**PAGE**
>> BEGIN

While Nigel Farage battles Rupert Lowe, a blast from the leader's past has emerged to report him to the police

Nigel Farage and Reform UK mayoral candidate Andrea Jenkyns fire high visibility jackets into the crowd during rally. Photo: Christopher Furlong/Getty Images

As the most entertaining civil war in history continues raging within Reform, it turns out that party leader Nigel Farage and chairman Zia Yusuf are not the only ones keen on reporting former colleagues to the police.

Farage has now joined Rupert Lowe, the MP stripped of the Reform whip after questioning his “messianic” supremo’s omniscience, as the subject of a complaint. Catherine Blaiklock, founder and (briefly) first leader of the Brexit Party says she has contacted police to share various allegations of fraud, harassment and bullying against him and others.

“I have today presented the Metropolitan Police with 29 documents relating to the Brexit Party and Mr Nigel Farage,” she told Dan Wootton’s Outspoken YouTube channel, adding that she thought Farage should never be prime minister.

>> END

**DIRECTIVE 1**
Count the rows lines that contain the string "content". Output the number alone.
The article and the rows that come next are independent of each other.

Page element annotation rows
>> BEGIN

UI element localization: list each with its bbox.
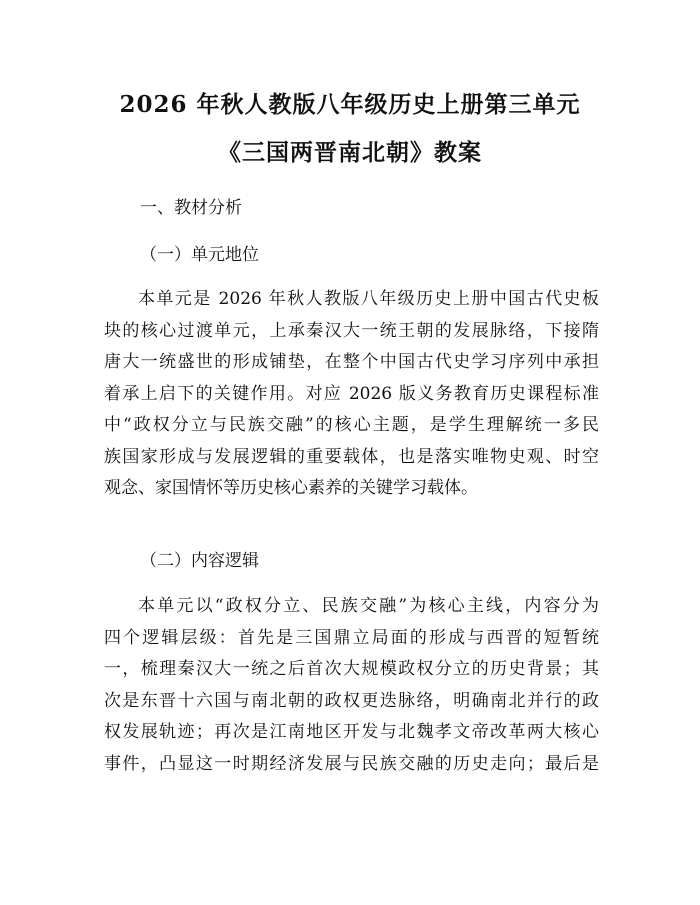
subsection-heading-content-logic: （二）内容逻辑 xyxy=(140,551,259,571)
section-heading-materials-analysis: 一、教材分析 xyxy=(140,198,242,218)
document-title-line-2: 《三国两晋南北朝》教案 xyxy=(218,139,482,166)
paragraph-line: 中“政权分立与民族交融”的核心主题，是学生理解统一多民 xyxy=(104,415,599,435)
paragraph-line: 权发展轨迹；再次是江南地区开发与北魏孝文帝改革两大核心 xyxy=(104,722,599,742)
paragraph-line: 块的核心过渡单元，上承秦汉大一统王朝的发展脉络，下接隋 xyxy=(104,320,599,341)
paragraph-line: 本单元以“政权分立、民族交融”为核心主线，内容分为 xyxy=(138,596,599,616)
paragraph-line: 观念、家国情怀等历史核心素养的关键学习载体。 xyxy=(104,478,478,498)
paragraph-line: 本单元是 2026 年秋人教版八年级历史上册中国古代史板 xyxy=(138,289,599,309)
paragraph-line: 唐大一统盛世的形成铺垫，在整个中国古代史学习序列中承担 xyxy=(104,352,599,372)
paragraph-line: 着承上启下的关键作用。对应 2026 版义务教育历史课程标准 xyxy=(104,383,599,404)
subsection-heading-unit-position: （一）单元地位 xyxy=(140,245,259,265)
paragraph-line: 次是东晋十六国与南北朝的政权更迭脉络，明确南北并行的政 xyxy=(104,690,599,711)
paragraph-line: 族国家形成与发展逻辑的重要载体，也是落实唯物史观、时空 xyxy=(104,446,599,467)
paragraph-content-logic xyxy=(104,591,599,780)
paragraph-unit-position xyxy=(104,284,599,505)
paragraph-line: 事件，凸显这一时期经济发展与民族交融的历史走向；最后是 xyxy=(104,753,599,774)
document-title-line-1: 2026 年秋人教版八年级历史上册第三单元 xyxy=(119,91,581,118)
paragraph-line: 四个逻辑层级：首先是三国鼎立局面的形成与西晋的短暂统 xyxy=(104,627,599,648)
paragraph-line: 一，梳理秦汉大一统之后首次大规模政权分立的历史背景；其 xyxy=(104,659,599,679)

>> END

**DIRECTIVE 2**
Proceed with the Farage article, starting after its final sentence.

**TASK ANSWER 1**
2

**TASK ANSWER 2**
Blaiklock is running against Reform in the forthcoming Runcorn and Helsby by-election, standing for the English Democrats, an eccentric outfit which calls for Monmouthshire to be returned from Wales. But will she still be carrying her favourite prop? In previous campaigns, Blaiklock has carried a large framed photograph of her black husband with her to prove she wasn’t racist.

Meanwhile, the indignities continue for Lowe, who has angrily accused Reform of briefing journalists that he has dementia, and who last week had his guns taken away from him by police.

Gloucestershire cops last week seized Lowe’s collection of weapons from the farm he lives on in the Cotswolds, approximately 230 miles from his constituency of Great Yarmouth. It follows allegations of harassing two women, which he denies, and his being reported to the police earlier this year over allegations of making verbal threats towards Yusuf.

“I am 67 years old, and I have a 67-year-long unblemished record with the law,” Lowe told the Daily Express in his defence. “These are false allegations, designed to maliciously smear my name and ruin my reputation after I dared to bruise Farage’s ego.”

A Reform spokesman, meanwhile, said: “Mr Lowe is being investigated by the police for making multiple threats to kill our chairman. The first was in December, the second in February. Unlike Mr Lowe, we respect their investigation and will let them do their work without lashing out and making false claims in public.”

It’s all going very well, isn’t it?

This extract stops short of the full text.